== INFORMATION PROVIDED ==

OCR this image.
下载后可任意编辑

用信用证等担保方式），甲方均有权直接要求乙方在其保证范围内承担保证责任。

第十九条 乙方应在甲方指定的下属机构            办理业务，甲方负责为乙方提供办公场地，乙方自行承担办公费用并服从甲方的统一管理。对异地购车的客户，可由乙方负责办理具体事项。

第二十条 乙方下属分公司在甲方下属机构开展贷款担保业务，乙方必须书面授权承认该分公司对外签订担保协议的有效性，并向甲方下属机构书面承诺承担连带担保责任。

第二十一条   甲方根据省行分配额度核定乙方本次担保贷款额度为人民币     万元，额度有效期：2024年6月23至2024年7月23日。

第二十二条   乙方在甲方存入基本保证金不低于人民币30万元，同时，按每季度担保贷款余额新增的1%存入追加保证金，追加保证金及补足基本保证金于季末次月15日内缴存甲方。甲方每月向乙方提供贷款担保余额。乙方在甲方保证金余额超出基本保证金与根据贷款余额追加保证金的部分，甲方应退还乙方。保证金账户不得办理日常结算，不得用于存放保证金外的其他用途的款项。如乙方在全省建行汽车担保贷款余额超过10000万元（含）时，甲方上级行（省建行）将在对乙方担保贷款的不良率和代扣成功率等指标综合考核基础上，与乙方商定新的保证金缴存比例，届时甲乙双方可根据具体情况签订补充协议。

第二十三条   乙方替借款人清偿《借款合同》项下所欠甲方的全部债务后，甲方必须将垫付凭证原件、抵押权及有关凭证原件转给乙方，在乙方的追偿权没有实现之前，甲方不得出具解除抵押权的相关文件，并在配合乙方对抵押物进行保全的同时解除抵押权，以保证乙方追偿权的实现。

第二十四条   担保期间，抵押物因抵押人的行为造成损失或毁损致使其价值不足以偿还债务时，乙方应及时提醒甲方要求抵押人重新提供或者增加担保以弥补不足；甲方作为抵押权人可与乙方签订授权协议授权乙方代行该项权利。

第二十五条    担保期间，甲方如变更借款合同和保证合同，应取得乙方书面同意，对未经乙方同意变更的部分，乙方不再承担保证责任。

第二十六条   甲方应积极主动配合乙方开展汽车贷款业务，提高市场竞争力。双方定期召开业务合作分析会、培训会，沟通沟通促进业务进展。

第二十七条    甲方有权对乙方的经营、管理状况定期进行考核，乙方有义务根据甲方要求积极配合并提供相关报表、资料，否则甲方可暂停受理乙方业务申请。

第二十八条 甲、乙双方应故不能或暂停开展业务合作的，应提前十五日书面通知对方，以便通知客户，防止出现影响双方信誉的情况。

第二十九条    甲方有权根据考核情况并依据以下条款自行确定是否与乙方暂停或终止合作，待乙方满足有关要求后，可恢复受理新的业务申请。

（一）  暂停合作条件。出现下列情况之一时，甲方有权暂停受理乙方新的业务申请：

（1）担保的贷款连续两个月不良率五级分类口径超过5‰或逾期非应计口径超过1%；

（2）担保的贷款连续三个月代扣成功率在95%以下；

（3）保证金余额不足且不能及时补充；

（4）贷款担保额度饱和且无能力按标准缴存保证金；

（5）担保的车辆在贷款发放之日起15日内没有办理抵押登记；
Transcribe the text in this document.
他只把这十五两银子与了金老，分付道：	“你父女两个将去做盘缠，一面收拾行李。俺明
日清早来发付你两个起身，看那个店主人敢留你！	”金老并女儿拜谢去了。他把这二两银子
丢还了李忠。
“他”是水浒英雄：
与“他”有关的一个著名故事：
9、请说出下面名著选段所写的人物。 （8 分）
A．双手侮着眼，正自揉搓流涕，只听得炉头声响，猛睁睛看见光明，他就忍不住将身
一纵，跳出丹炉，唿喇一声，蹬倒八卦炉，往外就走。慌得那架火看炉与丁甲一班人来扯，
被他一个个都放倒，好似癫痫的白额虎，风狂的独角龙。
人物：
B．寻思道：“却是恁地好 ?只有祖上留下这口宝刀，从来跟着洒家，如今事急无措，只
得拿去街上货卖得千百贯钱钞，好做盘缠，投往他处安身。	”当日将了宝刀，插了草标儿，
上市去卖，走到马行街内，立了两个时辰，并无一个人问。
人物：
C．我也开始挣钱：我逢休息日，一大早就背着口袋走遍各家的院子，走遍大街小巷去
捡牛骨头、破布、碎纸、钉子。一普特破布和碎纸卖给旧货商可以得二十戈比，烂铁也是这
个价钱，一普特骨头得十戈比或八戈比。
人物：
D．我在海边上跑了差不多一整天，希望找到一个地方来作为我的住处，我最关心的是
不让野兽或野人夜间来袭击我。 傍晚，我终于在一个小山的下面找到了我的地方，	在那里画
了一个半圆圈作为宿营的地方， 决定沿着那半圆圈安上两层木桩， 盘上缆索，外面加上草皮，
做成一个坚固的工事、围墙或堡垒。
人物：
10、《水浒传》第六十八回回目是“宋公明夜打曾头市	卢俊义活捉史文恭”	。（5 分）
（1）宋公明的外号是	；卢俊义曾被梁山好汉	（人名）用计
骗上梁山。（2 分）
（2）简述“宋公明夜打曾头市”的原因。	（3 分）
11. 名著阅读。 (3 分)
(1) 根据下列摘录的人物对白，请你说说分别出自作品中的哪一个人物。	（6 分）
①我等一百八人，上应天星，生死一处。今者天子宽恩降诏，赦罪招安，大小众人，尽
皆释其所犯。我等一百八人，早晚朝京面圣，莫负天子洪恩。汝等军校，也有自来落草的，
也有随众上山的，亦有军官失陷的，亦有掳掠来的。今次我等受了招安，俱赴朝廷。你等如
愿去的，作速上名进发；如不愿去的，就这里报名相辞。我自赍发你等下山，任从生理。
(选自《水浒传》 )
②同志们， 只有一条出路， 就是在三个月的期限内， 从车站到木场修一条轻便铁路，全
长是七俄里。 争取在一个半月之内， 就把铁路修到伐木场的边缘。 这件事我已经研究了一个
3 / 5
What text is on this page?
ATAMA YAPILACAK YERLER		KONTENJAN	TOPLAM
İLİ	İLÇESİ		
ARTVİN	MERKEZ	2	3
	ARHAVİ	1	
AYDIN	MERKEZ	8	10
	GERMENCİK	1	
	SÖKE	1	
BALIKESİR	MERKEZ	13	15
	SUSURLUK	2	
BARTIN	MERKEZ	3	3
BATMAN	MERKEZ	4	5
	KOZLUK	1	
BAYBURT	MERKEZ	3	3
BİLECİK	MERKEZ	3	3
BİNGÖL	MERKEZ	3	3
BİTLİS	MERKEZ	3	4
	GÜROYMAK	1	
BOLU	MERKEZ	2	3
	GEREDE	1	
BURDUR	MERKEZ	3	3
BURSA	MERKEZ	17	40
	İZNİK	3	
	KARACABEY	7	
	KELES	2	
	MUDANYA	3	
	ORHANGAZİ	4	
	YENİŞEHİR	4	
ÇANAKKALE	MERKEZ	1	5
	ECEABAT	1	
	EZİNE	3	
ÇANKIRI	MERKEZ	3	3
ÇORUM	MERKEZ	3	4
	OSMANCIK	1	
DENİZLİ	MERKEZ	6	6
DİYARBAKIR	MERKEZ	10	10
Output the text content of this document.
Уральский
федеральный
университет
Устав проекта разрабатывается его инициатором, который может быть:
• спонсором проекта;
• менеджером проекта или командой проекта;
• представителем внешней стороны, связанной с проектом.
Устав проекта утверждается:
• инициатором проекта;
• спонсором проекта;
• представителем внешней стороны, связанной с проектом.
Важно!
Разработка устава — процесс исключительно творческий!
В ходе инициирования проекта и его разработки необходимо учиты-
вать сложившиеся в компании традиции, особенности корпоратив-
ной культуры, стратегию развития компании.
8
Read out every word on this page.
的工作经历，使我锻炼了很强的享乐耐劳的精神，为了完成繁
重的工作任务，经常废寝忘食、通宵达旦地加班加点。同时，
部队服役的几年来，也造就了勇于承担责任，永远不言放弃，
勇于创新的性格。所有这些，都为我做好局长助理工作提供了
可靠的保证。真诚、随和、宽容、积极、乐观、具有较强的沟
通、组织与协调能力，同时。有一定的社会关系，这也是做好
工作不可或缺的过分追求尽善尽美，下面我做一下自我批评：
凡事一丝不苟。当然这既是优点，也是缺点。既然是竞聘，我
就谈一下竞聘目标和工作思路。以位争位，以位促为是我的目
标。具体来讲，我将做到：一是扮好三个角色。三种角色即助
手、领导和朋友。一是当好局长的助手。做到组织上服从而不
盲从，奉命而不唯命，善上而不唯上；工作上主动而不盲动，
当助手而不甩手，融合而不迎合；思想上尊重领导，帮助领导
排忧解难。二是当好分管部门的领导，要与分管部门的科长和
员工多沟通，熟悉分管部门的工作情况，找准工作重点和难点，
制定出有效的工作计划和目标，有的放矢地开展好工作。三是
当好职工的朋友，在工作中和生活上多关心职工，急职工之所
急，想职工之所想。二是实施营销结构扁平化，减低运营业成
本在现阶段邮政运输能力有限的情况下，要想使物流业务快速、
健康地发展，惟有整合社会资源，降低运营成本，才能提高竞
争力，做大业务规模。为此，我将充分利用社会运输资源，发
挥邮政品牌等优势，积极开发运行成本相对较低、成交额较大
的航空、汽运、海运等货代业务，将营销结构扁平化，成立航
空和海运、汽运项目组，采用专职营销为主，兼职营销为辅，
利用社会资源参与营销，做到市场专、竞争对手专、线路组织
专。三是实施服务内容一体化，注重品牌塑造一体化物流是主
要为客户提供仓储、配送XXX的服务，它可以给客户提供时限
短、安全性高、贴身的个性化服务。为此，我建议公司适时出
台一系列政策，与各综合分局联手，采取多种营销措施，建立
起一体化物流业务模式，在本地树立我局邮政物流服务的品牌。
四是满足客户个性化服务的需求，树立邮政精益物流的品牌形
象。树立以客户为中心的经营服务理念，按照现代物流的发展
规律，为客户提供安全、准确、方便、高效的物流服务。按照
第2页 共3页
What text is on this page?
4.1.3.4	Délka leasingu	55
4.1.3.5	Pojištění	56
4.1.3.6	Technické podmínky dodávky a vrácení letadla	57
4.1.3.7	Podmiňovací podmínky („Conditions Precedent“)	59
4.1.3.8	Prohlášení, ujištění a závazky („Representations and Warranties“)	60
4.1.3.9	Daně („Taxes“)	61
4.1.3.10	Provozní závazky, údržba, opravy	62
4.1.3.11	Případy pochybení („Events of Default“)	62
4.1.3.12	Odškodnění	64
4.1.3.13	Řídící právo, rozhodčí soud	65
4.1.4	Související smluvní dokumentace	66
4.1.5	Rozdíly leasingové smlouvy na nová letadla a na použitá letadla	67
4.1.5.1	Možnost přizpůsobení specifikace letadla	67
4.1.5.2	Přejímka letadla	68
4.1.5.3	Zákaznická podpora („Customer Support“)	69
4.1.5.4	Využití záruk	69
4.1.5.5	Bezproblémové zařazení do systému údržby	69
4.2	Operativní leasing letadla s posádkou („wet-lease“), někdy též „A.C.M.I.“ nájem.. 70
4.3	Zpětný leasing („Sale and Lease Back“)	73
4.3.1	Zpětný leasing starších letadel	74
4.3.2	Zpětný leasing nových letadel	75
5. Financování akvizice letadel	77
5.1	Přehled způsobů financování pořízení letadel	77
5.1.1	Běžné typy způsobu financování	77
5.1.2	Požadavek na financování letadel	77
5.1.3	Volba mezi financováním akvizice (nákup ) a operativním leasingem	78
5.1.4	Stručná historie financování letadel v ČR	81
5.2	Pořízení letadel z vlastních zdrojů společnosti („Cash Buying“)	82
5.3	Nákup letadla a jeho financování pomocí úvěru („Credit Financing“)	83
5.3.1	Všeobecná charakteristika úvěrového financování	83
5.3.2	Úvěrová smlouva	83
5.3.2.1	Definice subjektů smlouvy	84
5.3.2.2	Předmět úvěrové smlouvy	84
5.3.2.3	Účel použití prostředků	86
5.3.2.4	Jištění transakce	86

== EXERCISE TASK ==
Find each line holding the string "компании" and copy it out.

== COMPLETE ANSWER ==
вать сложившиеся в компании традиции, особенности корпоратив-
ной культуры, стратегию развития компании.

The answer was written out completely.